#### Work to complete
Filter the listing below, copying every line in which the word "apline" appears.

Saved entries:
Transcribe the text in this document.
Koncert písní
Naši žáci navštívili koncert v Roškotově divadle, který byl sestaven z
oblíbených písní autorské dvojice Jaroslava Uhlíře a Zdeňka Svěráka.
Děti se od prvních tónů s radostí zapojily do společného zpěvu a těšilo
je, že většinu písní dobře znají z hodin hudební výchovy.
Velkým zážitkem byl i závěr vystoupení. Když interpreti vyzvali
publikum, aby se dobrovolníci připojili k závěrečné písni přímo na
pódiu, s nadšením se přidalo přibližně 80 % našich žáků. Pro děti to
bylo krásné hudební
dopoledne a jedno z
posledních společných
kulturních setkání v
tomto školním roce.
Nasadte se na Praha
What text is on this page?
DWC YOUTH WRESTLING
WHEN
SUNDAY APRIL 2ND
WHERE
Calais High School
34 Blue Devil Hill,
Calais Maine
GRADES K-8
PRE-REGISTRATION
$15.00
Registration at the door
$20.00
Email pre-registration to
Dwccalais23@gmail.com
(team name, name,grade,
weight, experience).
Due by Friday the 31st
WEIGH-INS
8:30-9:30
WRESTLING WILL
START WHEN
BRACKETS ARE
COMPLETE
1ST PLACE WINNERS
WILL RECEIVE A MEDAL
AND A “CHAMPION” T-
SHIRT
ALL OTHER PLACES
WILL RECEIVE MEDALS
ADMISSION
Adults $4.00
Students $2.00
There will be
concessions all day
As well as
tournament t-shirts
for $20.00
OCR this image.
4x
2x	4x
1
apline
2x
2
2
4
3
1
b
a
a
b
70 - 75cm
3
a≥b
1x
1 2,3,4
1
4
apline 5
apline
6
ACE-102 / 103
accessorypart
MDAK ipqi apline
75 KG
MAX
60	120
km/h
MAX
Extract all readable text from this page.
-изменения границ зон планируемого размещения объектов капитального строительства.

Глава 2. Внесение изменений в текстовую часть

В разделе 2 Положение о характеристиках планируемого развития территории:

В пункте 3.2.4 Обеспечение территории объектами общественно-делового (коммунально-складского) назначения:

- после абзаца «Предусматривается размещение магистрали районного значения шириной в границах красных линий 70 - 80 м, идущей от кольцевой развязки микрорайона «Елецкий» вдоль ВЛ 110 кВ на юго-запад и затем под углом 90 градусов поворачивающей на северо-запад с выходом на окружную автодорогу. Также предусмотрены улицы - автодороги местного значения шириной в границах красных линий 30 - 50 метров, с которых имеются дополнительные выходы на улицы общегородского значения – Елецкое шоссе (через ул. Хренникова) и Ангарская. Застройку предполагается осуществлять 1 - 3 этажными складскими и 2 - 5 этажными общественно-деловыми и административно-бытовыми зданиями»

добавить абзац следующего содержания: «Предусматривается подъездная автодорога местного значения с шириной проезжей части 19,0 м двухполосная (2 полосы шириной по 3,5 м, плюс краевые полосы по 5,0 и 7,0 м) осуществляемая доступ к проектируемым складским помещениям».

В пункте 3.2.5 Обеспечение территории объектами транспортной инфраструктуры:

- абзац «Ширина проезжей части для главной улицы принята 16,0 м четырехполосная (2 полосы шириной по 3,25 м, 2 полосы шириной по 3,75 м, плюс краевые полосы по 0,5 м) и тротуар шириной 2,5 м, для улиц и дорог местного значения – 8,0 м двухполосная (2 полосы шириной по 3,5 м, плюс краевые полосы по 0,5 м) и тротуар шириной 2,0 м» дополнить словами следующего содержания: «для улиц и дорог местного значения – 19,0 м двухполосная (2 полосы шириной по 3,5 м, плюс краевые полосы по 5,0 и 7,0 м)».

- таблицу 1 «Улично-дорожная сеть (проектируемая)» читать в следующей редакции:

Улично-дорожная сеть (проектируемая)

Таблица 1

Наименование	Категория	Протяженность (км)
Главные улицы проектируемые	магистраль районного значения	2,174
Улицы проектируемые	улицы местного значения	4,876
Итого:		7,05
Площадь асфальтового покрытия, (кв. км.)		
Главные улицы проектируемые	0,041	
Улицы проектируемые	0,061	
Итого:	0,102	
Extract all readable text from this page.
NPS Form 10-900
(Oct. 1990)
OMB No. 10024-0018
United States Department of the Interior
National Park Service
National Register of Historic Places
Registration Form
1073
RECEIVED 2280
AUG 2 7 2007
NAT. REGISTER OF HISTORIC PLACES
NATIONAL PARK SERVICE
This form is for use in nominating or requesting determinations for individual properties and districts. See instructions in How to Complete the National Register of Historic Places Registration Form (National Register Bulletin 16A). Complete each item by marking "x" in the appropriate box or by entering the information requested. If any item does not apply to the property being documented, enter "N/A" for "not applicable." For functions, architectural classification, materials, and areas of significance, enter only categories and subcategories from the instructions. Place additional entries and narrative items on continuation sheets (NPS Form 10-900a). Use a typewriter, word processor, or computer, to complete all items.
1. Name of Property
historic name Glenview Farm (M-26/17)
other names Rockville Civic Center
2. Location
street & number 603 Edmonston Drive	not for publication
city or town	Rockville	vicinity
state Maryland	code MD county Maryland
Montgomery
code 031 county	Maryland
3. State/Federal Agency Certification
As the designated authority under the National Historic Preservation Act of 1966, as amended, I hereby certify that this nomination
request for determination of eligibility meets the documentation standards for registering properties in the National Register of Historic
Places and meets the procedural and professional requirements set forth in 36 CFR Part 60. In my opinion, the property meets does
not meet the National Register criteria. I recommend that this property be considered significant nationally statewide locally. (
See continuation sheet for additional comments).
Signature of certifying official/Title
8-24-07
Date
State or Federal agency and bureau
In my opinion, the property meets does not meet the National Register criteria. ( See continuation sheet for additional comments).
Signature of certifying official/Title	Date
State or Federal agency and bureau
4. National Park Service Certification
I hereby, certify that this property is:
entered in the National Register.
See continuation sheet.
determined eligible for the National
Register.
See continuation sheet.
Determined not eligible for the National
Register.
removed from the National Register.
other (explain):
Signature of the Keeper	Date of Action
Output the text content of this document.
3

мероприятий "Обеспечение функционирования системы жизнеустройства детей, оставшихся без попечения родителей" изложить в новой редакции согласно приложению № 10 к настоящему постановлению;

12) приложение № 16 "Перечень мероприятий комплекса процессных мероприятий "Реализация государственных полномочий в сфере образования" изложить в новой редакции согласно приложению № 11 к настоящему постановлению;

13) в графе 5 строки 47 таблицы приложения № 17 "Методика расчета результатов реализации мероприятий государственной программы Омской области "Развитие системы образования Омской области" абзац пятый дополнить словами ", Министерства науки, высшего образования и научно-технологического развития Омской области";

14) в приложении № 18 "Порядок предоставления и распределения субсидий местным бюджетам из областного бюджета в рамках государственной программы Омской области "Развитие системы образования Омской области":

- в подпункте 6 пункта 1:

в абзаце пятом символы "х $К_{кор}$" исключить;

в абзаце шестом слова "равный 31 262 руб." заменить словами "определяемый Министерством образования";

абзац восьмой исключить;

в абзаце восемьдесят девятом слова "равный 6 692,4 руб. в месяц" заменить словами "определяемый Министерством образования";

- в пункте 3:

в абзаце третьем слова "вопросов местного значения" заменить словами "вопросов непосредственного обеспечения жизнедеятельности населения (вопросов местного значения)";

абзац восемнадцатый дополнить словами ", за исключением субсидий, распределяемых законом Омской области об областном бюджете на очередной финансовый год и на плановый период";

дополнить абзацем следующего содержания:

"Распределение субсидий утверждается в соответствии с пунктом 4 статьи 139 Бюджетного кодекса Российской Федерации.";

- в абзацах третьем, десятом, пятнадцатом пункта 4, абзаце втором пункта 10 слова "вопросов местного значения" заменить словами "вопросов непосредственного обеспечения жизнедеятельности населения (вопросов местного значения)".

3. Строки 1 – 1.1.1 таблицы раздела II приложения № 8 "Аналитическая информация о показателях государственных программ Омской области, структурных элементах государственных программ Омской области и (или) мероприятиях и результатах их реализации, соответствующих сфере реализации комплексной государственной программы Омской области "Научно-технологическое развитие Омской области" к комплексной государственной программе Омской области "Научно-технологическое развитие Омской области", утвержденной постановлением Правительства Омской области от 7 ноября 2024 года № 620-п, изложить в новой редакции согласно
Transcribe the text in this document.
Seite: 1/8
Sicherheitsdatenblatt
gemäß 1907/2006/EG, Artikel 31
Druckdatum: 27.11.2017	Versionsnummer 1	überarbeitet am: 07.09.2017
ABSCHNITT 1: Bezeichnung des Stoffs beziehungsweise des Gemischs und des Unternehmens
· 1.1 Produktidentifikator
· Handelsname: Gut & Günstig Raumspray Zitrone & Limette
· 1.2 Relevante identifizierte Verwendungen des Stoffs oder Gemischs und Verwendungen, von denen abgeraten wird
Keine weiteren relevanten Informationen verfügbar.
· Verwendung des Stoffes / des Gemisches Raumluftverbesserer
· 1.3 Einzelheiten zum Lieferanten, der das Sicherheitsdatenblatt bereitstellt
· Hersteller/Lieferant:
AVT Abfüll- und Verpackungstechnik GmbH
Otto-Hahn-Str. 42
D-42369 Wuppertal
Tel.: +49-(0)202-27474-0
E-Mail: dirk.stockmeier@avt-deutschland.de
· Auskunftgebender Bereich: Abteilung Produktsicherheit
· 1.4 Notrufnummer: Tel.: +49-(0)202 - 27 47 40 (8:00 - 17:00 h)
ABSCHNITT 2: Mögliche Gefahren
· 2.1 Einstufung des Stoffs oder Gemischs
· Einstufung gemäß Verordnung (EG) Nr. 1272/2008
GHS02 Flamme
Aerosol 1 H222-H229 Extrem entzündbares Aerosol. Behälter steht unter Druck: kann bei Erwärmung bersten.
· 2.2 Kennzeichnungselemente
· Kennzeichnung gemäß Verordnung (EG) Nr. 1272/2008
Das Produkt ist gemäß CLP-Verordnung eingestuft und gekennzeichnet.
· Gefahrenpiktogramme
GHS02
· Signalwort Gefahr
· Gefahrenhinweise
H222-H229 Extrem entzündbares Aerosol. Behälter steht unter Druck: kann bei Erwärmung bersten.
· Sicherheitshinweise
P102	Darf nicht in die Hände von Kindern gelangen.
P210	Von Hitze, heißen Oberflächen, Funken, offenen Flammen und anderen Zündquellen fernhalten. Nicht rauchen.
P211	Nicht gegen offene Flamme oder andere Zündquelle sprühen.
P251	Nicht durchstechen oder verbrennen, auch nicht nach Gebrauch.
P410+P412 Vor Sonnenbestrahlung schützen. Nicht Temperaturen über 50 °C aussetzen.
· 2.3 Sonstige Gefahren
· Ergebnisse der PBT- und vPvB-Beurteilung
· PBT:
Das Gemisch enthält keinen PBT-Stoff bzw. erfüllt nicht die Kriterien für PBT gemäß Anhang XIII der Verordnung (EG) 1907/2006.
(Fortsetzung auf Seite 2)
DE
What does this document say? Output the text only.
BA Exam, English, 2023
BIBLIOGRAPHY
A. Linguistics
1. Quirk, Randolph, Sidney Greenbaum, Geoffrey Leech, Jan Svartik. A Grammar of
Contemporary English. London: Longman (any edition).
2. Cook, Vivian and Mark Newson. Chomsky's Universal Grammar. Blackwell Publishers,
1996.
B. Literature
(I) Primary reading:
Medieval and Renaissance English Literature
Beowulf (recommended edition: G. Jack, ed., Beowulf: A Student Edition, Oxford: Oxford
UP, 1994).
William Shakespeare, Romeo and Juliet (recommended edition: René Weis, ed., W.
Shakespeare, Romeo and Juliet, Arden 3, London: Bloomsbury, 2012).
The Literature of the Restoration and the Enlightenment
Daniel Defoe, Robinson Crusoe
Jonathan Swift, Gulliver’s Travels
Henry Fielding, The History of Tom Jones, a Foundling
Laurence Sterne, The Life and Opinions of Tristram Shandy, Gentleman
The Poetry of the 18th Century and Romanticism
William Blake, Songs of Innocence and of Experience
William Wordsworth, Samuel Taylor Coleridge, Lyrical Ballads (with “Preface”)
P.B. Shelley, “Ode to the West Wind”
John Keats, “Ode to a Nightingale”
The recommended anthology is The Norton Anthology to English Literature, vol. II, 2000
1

#### Task response
apline
apline 5
apline
MDAK ipqi apline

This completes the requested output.